**Challenge 1:**
Put the lines of the records into a JSON list of strings, one string per line and blank lines omitted, starting at the first line of the records and ending at the line that contains "431, 200, 443]".

**Text segment:**
— start —
Main Types of JOINs
| JOIN Type | What It Does |
|---|
| INNER JOIN | Returns rows where there’s a match in both tables. |
| LEFT JOIN | Returns all rows from the left table, plus matches from the right (NULL if no match). |
| RIGHT JOIN | Returns all rows from the right table, plus matches from the left (NULL if no match). |
| FULL OUTER JOIN | Returns all rows from both tables — matches where possible, NULLs where no match. |
| CROSS JOIN | Returns every combination of rows — Cartesian product (no ON condition). |
| SELF JOIN | Join a table to itself — used when you need to compare rows within the same table. |
1. INNER JOIN
- Only rows with matching keys in both tables are returned.
— end —
**Provided records:**
— start —
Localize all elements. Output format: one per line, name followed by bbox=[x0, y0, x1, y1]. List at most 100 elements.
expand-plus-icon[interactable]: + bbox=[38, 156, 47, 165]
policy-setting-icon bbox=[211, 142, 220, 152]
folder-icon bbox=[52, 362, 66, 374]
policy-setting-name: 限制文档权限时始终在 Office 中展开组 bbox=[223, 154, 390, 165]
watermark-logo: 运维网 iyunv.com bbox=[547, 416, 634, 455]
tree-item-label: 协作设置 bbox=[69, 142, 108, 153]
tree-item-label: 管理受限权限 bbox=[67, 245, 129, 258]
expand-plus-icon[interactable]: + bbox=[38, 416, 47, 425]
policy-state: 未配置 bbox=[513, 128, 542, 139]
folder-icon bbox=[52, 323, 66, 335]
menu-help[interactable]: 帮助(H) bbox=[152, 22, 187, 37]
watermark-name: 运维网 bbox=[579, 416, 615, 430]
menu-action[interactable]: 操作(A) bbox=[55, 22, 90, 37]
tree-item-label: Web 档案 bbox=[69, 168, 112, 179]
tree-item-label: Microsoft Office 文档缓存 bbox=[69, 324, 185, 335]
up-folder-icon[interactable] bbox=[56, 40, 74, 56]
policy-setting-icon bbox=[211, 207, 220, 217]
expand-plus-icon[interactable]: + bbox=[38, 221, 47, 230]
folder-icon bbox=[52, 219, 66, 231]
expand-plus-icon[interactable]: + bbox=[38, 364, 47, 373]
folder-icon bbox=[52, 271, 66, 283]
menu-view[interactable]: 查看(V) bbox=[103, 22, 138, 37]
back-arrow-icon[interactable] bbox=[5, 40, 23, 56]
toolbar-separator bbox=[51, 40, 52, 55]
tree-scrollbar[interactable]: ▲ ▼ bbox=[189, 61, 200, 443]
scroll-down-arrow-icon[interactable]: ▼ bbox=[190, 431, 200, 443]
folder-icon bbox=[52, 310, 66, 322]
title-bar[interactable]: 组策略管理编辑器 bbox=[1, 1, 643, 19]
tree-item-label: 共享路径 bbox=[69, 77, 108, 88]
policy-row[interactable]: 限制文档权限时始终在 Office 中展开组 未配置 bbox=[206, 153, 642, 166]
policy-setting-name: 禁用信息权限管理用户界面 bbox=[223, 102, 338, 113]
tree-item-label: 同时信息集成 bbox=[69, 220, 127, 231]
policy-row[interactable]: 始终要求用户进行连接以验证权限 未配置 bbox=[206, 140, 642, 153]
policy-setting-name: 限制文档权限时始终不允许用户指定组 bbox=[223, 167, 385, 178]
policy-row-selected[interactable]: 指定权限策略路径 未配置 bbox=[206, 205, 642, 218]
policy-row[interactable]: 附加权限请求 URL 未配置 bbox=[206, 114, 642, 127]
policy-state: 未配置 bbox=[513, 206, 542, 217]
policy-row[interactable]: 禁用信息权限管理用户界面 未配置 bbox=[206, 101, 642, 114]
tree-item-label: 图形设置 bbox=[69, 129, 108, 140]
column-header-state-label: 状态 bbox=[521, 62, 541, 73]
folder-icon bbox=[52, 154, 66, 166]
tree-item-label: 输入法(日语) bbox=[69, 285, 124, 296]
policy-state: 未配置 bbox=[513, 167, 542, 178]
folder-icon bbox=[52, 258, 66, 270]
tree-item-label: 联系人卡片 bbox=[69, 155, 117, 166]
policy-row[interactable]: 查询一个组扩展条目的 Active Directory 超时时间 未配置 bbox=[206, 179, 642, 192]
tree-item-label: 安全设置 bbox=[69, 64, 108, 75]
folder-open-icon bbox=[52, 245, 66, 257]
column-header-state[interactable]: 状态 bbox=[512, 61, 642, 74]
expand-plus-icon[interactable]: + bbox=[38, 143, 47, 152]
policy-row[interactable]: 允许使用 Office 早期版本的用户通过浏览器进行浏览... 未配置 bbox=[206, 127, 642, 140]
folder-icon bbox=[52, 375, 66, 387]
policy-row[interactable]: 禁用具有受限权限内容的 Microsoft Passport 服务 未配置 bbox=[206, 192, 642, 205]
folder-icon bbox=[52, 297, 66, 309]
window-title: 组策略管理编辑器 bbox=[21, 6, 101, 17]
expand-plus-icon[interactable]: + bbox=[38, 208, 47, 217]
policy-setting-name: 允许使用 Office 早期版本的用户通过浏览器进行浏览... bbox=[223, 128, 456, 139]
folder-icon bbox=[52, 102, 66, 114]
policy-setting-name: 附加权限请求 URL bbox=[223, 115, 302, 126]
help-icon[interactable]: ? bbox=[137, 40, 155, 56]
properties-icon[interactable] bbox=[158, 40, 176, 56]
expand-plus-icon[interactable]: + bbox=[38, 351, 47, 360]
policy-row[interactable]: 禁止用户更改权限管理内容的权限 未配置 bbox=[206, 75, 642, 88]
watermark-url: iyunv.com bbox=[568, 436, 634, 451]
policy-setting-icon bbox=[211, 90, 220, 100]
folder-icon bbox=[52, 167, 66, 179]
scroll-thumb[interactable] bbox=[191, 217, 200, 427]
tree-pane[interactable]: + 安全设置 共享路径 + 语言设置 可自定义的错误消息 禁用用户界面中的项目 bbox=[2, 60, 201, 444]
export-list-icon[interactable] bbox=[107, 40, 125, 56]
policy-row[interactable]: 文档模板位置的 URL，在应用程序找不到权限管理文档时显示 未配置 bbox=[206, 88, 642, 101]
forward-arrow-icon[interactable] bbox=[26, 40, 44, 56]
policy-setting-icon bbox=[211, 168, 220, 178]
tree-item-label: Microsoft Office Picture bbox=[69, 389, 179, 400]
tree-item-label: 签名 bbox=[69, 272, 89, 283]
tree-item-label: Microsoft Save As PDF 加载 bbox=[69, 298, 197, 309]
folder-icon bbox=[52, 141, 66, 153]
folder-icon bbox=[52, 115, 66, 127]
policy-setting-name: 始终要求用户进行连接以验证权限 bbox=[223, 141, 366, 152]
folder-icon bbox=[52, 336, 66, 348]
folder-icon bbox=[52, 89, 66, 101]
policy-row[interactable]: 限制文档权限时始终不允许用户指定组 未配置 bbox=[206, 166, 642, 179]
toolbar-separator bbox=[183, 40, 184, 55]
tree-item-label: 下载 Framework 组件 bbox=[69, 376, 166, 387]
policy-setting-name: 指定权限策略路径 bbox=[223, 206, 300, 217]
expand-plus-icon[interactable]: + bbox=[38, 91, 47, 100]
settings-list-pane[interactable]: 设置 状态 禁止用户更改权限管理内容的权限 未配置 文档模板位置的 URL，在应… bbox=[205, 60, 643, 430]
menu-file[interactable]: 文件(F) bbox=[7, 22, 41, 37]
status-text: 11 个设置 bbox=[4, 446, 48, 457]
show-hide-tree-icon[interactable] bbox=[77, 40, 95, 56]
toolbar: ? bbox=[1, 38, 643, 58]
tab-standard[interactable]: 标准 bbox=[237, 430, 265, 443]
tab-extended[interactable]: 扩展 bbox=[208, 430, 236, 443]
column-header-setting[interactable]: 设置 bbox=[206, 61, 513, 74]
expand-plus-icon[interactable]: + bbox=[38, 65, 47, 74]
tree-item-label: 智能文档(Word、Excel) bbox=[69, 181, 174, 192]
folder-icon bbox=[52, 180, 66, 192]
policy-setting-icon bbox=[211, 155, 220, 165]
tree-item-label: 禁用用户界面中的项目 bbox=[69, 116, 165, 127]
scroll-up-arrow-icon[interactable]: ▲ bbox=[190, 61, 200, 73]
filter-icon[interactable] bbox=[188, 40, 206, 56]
— end —
**Challenge 2:**
List every JOIN type named in the table on JOIN types.

**Exercise answer 1:**
[
  "Localize all elements. Output format: one per line, name followed by bbox=[x0, y0, x1, y1]. List at most 100 elements.",
  "expand-plus-icon[interactable]: + bbox=[38, 156, 47, 165]",
  "policy-setting-icon bbox=[211, 142, 220, 152]",
  "folder-icon bbox=[52, 362, 66, 374]",
  "policy-setting-name: 限制文档权限时始终在 Office 中展开组 bbox=[223, 154, 390, 165]",
  "watermark-logo: 运维网 iyunv.com bbox=[547, 416, 634, 455]",
  "tree-item-label: 协作设置 bbox=[69, 142, 108, 153]",
  "tree-item-label: 管理受限权限 bbox=[67, 245, 129, 258]",
  "expand-plus-icon[interactable]: + bbox=[38, 416, 47, 425]",
  "policy-state: 未配置 bbox=[513, 128, 542, 139]",
  "folder-icon bbox=[52, 323, 66, 335]",
  "menu-help[interactable]: 帮助(H) bbox=[152, 22, 187, 37]",
  "watermark-name: 运维网 bbox=[579, 416, 615, 430]",
  "menu-action[interactable]: 操作(A) bbox=[55, 22, 90, 37]",
  "tree-item-label: Web 档案 bbox=[69, 168, 112, 179]",
  "tree-item-label: Microsoft Office 文档缓存 bbox=[69, 324, 185, 335]",
  "up-folder-icon[interactable] bbox=[56, 40, 74, 56]",
  "policy-setting-icon bbox=[211, 207, 220, 217]",
  "expand-plus-icon[interactable]: + bbox=[38, 221, 47, 230]",
  "folder-icon bbox=[52, 219, 66, 231]",
  "expand-plus-icon[interactable]: + bbox=[38, 364, 47, 373]",
  "folder-icon bbox=[52, 271, 66, 283]",
  "menu-view[interactable]: 查看(V) bbox=[103, 22, 138, 37]",
  "back-arrow-icon[interactable] bbox=[5, 40, 23, 56]",
  "toolbar-separator bbox=[51, 40, 52, 55]",
  "tree-scrollbar[interactable]: ▲ ▼ bbox=[189, 61, 200, 443]",
  "scroll-down-arrow-icon[interactable]: ▼ bbox=[190, 431, 200, 443]"
]

**Exercise answer 2:**
INNER JOIN, LEFT JOIN, RIGHT JOIN, FULL OUTER JOIN, CROSS JOIN, SELF JOIN